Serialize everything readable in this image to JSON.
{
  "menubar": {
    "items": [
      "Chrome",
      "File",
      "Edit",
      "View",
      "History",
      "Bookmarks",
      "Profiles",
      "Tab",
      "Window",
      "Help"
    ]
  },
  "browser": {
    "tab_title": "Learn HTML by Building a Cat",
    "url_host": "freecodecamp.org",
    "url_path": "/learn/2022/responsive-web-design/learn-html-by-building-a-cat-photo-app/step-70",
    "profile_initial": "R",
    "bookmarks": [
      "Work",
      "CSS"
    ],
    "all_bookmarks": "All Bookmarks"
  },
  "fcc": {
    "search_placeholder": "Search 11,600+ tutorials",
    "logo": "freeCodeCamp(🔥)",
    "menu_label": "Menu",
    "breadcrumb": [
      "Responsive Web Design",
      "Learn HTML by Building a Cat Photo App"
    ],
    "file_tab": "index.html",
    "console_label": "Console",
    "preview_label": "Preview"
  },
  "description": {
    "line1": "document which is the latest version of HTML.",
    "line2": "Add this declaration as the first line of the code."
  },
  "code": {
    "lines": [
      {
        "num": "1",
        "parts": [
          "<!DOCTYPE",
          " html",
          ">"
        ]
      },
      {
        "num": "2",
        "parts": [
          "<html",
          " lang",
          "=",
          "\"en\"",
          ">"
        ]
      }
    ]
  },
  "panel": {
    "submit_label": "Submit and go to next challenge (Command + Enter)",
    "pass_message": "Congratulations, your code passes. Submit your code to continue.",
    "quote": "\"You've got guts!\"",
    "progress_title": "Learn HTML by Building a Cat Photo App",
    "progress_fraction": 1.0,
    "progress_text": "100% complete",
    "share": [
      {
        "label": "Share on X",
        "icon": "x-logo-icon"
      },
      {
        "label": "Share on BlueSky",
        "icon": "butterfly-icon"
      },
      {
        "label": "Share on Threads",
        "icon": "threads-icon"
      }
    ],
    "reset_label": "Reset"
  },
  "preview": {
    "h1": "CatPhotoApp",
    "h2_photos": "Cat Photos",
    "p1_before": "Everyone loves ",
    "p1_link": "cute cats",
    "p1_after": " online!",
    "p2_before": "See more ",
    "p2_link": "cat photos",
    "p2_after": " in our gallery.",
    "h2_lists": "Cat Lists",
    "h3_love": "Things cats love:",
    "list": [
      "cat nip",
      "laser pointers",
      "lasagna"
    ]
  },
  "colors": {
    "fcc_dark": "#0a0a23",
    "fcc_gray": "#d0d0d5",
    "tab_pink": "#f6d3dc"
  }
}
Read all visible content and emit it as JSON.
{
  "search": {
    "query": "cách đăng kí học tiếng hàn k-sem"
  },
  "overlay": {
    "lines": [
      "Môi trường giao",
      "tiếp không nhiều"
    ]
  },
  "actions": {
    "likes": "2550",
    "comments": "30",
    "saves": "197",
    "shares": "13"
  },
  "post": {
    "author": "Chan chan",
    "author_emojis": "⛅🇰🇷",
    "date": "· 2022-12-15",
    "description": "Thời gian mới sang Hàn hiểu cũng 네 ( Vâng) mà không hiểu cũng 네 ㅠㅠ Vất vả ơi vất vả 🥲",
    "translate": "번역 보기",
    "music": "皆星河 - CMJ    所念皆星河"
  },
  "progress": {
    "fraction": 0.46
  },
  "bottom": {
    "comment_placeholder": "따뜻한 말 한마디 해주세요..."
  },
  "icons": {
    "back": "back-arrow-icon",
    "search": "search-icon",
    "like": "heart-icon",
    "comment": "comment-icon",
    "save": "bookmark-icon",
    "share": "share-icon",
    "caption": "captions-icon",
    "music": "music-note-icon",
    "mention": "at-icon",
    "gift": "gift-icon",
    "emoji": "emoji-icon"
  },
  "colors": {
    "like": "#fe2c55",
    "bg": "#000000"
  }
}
────────────────
__EXERCISE DETAILS__
From the records above, extract every entry verbatim.

__ANSWER IN FULL__
Serialize everything readable in this image to JSON.
{
  "menubar": {
    "items": [
      "Chrome",
      "File",
      "Edit",
      "View",
      "History",
      "Bookmarks",
      "Profiles",
      "Tab",
      "Window",
      "Help"
    ]
  },
  "browser": {
    "tab_title": "Learn HTML by Building a Cat",
    "url_host": "freecodecamp.org",
    "url_path": "/learn/2022/responsive-web-design/learn-html-by-building-a-cat-photo-app/step-70",
    "profile_initial": "R",
    "bookmarks": [
      "Work",
      "CSS"
    ],
    "all_bookmarks": "All Bookmarks"
  },
  "fcc": {
    "search_placeholder": "Search 11,600+ tutorials",
    "logo": "freeCodeCamp(🔥)",
    "menu_label": "Menu",
    "breadcrumb": [
      "Responsive Web Design",
      "Learn HTML by Building a Cat Photo App"
    ],
    "file_tab": "index.html",
    "console_label": "Console",
    "preview_label": "Preview"
  },
  "description": {
    "line1": "document which is the latest version of HTML.",
    "line2": "Add this declaration as the first line of the code."
  },
  "code": {
    "lines": [
      {
        "num": "1",
        "parts": [
          "<!DOCTYPE",
          " html",
          ">"
        ]
      },
      {
        "num": "2",
        "parts": [
          "<html",
          " lang",
          "=",
          "\"en\"",
          ">"
        ]
      }
    ]
  },
  "panel": {
    "submit_label": "Submit and go to next challenge (Command + Enter)",
    "pass_message": "Congratulations, your code passes. Submit your code to continue.",
    "quote": "\"You've got guts!\"",
    "progress_title": "Learn HTML by Building a Cat Photo App",
    "progress_fraction": 1.0,
    "progress_text": "100% complete",
    "share": [
      {
        "label": "Share on X",
        "icon": "x-logo-icon"
      },
      {
        "label": "Share on BlueSky",
        "icon": "butterfly-icon"
      },
      {
        "label": "Share on Threads",
        "icon": "threads-icon"
      }
    ],
    "reset_label": "Reset"
  },
  "preview": {
    "h1": "CatPhotoApp",
    "h2_photos": "Cat Photos",
    "p1_before": "Everyone loves ",
    "p1_link": "cute cats",
    "p1_after": " online!",
    "p2_before": "See more ",
    "p2_link": "cat photos",
    "p2_after": " in our gallery.",
    "h2_lists": "Cat Lists",
    "h3_love": "Things cats love:",
    "list": [
      "cat nip",
      "laser pointers",
      "lasagna"
    ]
  },
  "colors": {
    "fcc_dark": "#0a0a23",
    "fcc_gray": "#d0d0d5",
    "tab_pink": "#f6d3dc"
  }
}
Read all visible content and emit it as JSON.
{
  "search": {
    "query": "cách đăng kí học tiếng hàn k-sem"
  },
  "overlay": {
    "lines": [
      "Môi trường giao",
      "tiếp không nhiều"
    ]
  },
  "actions": {
    "likes": "2550",
    "comments": "30",
    "saves": "197",
    "shares": "13"
  },
  "post": {
    "author": "Chan chan",
    "author_emojis": "⛅🇰🇷",
    "date": "· 2022-12-15",
    "description": "Thời gian mới sang Hàn hiểu cũng 네 ( Vâng) mà không hiểu cũng 네 ㅠㅠ Vất vả ơi vất vả 🥲",
    "translate": "번역 보기",
    "music": "皆星河 - CMJ    所念皆星河"
  },
  "progress": {
    "fraction": 0.46
  },
  "bottom": {
    "comment_placeholder": "따뜻한 말 한마디 해주세요..."
  },
  "icons": {
    "back": "back-arrow-icon",
    "search": "search-icon",
    "like": "heart-icon",
    "comment": "comment-icon",
    "save": "bookmark-icon",
    "share": "share-icon",
    "caption": "captions-icon",
    "music": "music-note-icon",
    "mention": "at-icon",
    "gift": "gift-icon",
    "emoji": "emoji-icon"
  },
  "colors": {
    "like": "#fe2c55",
    "bg": "#000000"
  }
}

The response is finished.